> [Exercise prompt]:
Check each line for the string "text". Give only the count of lines that have it.

╔══

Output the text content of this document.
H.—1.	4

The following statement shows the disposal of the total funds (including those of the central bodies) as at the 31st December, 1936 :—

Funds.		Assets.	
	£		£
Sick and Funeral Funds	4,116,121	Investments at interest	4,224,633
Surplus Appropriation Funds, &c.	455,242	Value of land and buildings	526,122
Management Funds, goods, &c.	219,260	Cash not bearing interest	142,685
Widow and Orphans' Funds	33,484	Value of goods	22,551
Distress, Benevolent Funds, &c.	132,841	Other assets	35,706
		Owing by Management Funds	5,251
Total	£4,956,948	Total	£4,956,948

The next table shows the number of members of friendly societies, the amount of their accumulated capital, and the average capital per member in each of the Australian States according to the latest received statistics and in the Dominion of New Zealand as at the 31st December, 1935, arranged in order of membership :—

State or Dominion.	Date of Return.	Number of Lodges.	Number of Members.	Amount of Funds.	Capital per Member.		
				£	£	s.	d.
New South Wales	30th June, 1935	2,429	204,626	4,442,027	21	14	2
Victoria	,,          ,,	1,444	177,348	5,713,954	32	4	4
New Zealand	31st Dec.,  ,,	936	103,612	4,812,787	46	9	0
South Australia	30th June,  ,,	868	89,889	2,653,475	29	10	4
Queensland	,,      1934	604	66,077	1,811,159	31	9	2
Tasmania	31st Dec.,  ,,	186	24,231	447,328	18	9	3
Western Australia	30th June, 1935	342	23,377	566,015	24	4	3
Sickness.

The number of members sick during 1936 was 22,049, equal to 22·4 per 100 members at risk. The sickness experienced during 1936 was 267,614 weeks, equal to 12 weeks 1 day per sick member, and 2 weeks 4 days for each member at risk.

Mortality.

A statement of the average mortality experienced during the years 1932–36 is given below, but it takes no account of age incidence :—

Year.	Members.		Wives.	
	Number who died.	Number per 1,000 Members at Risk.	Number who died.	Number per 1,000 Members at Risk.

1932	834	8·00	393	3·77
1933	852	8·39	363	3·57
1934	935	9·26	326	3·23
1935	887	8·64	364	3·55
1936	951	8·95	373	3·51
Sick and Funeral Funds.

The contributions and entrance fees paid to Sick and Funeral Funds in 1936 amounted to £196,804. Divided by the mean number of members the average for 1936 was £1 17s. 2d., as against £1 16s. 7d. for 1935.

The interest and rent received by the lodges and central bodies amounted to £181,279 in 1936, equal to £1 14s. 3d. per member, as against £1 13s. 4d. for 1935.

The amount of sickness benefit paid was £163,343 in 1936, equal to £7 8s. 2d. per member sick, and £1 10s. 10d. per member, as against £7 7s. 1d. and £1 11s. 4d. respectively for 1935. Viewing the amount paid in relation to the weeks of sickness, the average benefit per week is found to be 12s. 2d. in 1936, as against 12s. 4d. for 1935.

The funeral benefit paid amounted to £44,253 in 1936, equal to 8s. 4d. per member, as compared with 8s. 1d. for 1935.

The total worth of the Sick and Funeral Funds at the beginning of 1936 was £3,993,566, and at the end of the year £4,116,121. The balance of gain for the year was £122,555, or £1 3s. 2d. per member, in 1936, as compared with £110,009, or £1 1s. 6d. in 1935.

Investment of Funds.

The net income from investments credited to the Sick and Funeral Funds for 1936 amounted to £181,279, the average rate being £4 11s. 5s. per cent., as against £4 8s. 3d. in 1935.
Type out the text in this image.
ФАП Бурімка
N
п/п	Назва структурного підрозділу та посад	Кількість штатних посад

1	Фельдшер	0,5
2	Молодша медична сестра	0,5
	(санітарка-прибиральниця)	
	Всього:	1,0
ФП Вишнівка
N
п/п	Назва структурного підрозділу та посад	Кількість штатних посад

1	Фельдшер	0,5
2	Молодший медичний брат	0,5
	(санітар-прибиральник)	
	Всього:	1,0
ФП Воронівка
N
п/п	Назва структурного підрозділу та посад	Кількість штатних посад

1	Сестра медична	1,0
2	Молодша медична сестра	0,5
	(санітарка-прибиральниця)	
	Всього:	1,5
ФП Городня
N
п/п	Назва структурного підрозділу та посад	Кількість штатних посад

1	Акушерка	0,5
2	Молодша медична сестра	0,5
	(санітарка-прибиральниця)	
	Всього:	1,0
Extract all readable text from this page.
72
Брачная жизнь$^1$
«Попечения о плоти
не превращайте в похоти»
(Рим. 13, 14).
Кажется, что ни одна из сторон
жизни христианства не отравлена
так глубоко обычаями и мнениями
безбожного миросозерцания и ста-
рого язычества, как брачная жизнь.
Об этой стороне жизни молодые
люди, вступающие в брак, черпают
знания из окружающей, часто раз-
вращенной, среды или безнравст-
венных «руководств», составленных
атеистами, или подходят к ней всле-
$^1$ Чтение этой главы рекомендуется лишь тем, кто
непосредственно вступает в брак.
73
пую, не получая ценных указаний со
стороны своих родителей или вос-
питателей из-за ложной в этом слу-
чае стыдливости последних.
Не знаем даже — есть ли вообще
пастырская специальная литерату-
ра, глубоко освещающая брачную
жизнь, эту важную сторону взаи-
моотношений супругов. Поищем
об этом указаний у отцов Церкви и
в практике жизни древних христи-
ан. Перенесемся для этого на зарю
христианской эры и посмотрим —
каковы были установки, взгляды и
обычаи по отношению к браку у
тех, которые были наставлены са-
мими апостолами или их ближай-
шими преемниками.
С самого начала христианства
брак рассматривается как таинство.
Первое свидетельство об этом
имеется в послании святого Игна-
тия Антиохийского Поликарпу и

╚══

> [Full response]:
3